**Set exercise**
Go through the material below and copy each line where the word "color" appears.

Data entries for graphics:
>> start
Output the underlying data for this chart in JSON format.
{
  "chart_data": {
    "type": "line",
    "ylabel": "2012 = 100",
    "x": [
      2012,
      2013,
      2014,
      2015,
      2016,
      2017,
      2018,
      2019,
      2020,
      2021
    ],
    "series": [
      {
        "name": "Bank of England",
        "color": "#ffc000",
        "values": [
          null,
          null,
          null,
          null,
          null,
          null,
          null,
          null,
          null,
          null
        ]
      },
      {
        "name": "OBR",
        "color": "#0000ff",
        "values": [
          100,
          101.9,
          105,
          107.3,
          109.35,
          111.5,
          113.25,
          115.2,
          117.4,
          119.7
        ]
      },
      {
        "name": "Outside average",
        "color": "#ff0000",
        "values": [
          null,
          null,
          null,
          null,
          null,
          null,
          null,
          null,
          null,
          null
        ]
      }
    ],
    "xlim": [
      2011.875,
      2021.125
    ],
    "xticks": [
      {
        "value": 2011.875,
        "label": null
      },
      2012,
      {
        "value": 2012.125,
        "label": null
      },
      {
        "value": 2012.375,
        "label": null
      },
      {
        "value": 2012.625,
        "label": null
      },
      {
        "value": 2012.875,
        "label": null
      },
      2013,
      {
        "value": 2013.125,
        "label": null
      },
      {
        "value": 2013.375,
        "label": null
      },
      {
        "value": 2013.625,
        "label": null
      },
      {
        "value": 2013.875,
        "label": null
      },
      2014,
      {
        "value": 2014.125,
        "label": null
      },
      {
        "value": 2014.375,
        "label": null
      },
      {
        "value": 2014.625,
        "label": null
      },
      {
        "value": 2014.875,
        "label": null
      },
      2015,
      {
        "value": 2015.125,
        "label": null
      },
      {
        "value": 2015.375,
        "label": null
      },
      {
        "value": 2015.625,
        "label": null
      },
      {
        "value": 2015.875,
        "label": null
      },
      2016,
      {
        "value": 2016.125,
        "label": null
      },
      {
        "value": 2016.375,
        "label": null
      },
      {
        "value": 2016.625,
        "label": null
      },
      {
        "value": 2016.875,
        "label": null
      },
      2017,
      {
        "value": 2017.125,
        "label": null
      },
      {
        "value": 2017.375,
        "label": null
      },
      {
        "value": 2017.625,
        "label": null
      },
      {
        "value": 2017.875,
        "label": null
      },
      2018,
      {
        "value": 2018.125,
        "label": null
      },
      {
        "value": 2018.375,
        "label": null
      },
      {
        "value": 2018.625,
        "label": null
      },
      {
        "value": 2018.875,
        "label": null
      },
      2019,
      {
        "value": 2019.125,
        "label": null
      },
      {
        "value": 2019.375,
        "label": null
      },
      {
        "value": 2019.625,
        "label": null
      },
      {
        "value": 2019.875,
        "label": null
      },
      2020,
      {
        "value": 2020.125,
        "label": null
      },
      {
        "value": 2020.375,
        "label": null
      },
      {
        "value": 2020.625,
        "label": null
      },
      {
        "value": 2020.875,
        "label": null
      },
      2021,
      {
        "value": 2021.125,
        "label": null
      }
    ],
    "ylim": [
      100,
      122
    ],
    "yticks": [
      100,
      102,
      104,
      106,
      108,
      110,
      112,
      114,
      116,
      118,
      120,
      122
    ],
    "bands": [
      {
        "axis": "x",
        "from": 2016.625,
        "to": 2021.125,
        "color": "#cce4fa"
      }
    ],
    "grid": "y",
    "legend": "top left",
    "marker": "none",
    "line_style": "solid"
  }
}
>> end
**Written response**
        "color": "#ffc000",
        "color": "#0000ff",
        "color": "#ff0000",
        "color": "#cce4fa"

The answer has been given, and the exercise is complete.